Your task is to copy the listing exactly, with the pictures left out.

____ DATASET

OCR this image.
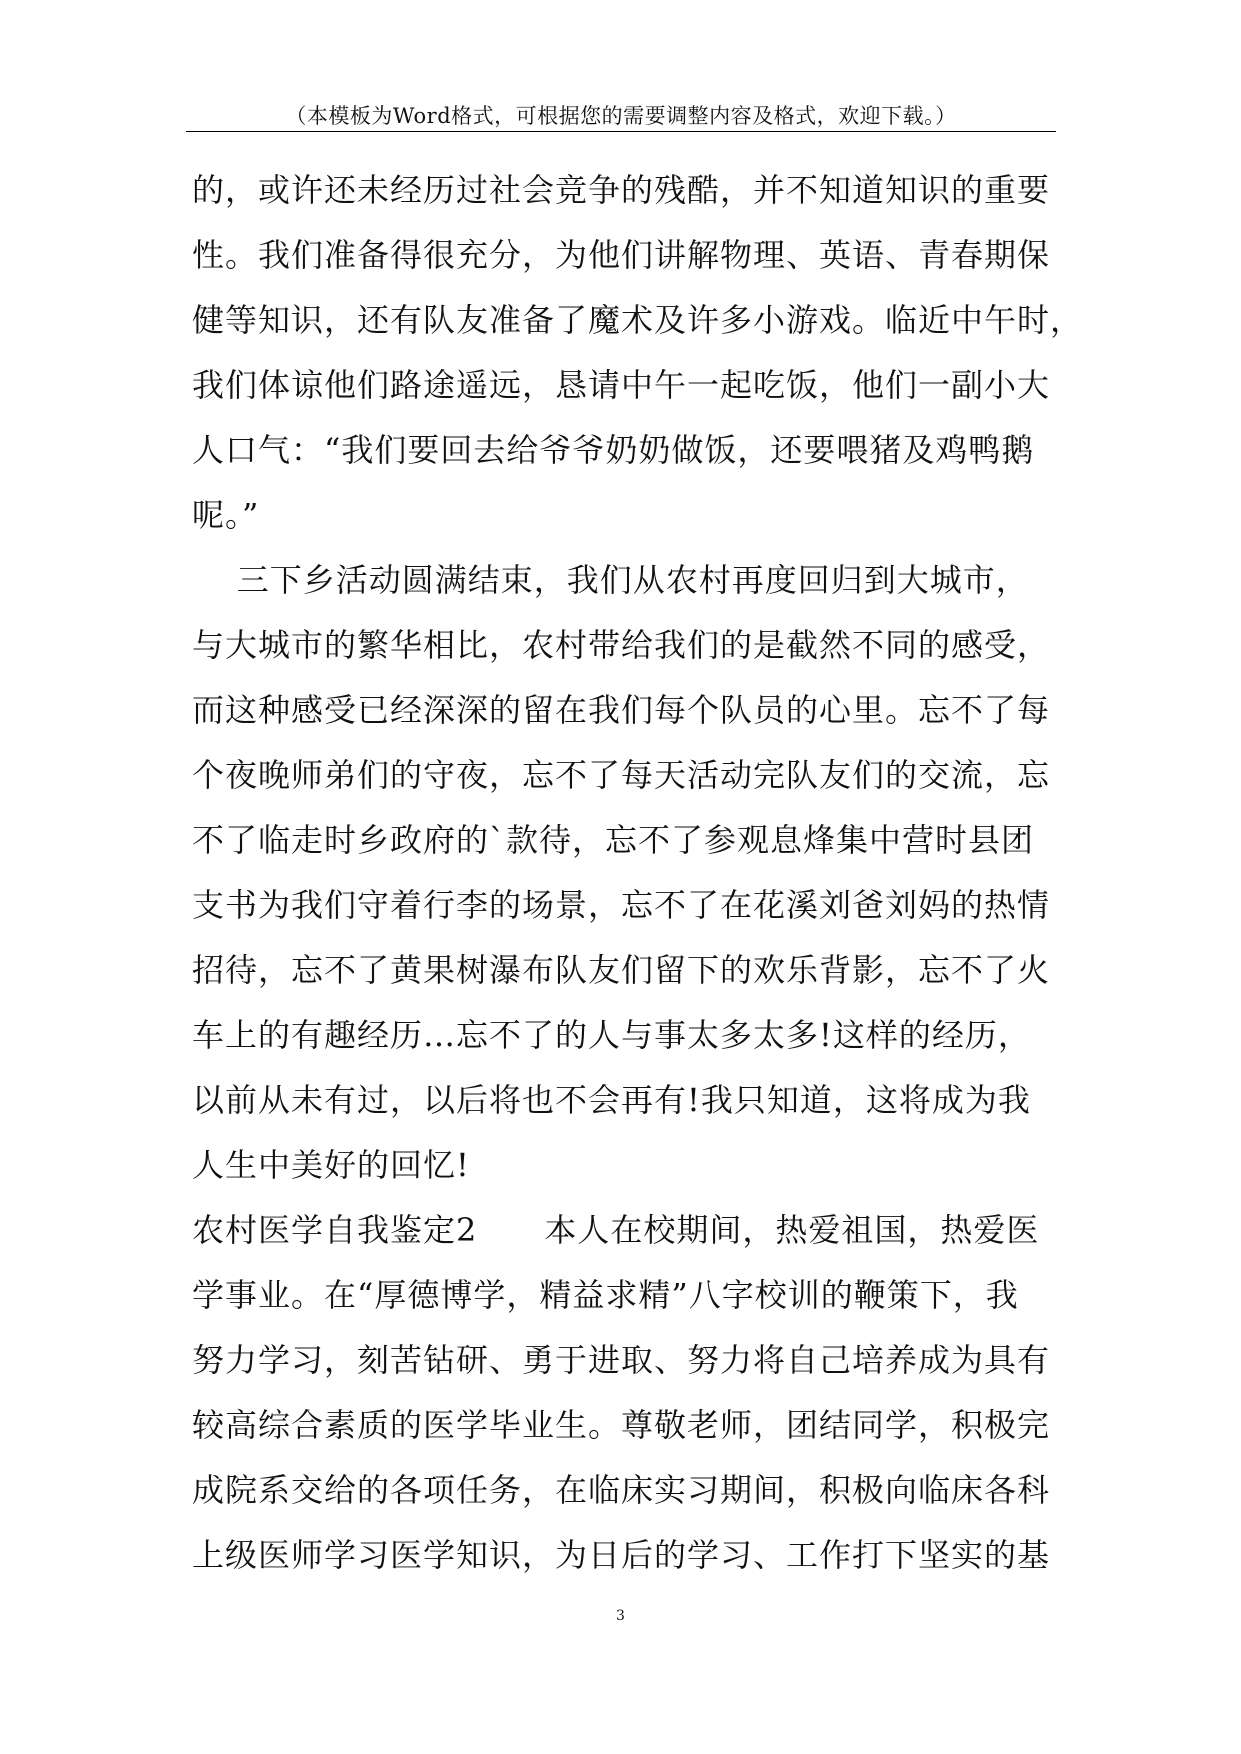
（本模板为Word格式，可根据您的需要调整内容及格式，欢迎下载。）
的，或许还未经历过社会竞争的残酷，并不知道知识的重要
性。我们准备得很充分，为他们讲解物理、英语、青春期保
健等知识，还有队友准备了魔术及许多小游戏。临近中午时，
我们体谅他们路途遥远，恳请中午一起吃饭，他们一副小大
人口气：“我们要回去给爷爷奶奶做饭，还要喂猪及鸡鸭鹅
呢。”
三下乡活动圆满结束，我们从农村再度回归到大城市，
与大城市的繁华相比，农村带给我们的是截然不同的感受，
而这种感受已经深深的留在我们每个队员的心里。忘不了每
个夜晚师弟们的守夜，忘不了每天活动完队友们的交流，忘
不了临走时乡政府的`款待，忘不了参观息烽集中营时县团
支书为我们守着行李的场景，忘不了在花溪刘爸刘妈的热情
招待，忘不了黄果树瀑布队友们留下的欢乐背影，忘不了火
车上的有趣经历…忘不了的人与事太多太多!这样的经历，
以前从未有过，以后将也不会再有!我只知道，这将成为我
人生中美好的回忆!
农村医学自我鉴定2      本人在校期间，热爱祖国，热爱医
学事业。在“厚德博学，精益求精”八字校训的鞭策下，我
努力学习，刻苦钻研、勇于进取、努力将自己培养成为具有
较高综合素质的医学毕业生。尊敬老师，团结同学，积极完
成院系交给的各项任务，在临床实习期间，积极向临床各科
上级医师学习医学知识，为日后的学习、工作打下坚实的基
3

________

TASK RESULT:
OCR this image.
（本模板为Word格式，可根据您的需要调整内容及格式，欢迎下载。）
的，或许还未经历过社会竞争的残酷，并不知道知识的重要
性。我们准备得很充分，为他们讲解物理、英语、青春期保
健等知识，还有队友准备了魔术及许多小游戏。临近中午时，
我们体谅他们路途遥远，恳请中午一起吃饭，他们一副小大
人口气：“我们要回去给爷爷奶奶做饭，还要喂猪及鸡鸭鹅
呢。”
三下乡活动圆满结束，我们从农村再度回归到大城市，
与大城市的繁华相比，农村带给我们的是截然不同的感受，
而这种感受已经深深的留在我们每个队员的心里。忘不了每
个夜晚师弟们的守夜，忘不了每天活动完队友们的交流，忘
不了临走时乡政府的`款待，忘不了参观息烽集中营时县团
支书为我们守着行李的场景，忘不了在花溪刘爸刘妈的热情
招待，忘不了黄果树瀑布队友们留下的欢乐背影，忘不了火
车上的有趣经历…忘不了的人与事太多太多!这样的经历，
以前从未有过，以后将也不会再有!我只知道，这将成为我
人生中美好的回忆!
农村医学自我鉴定2      本人在校期间，热爱祖国，热爱医
学事业。在“厚德博学，精益求精”八字校训的鞭策下，我
努力学习，刻苦钻研、勇于进取、努力将自己培养成为具有
较高综合素质的医学毕业生。尊敬老师，团结同学，积极完
成院系交给的各项任务，在临床实习期间，积极向临床各科
上级医师学习医学知识，为日后的学习、工作打下坚实的基
3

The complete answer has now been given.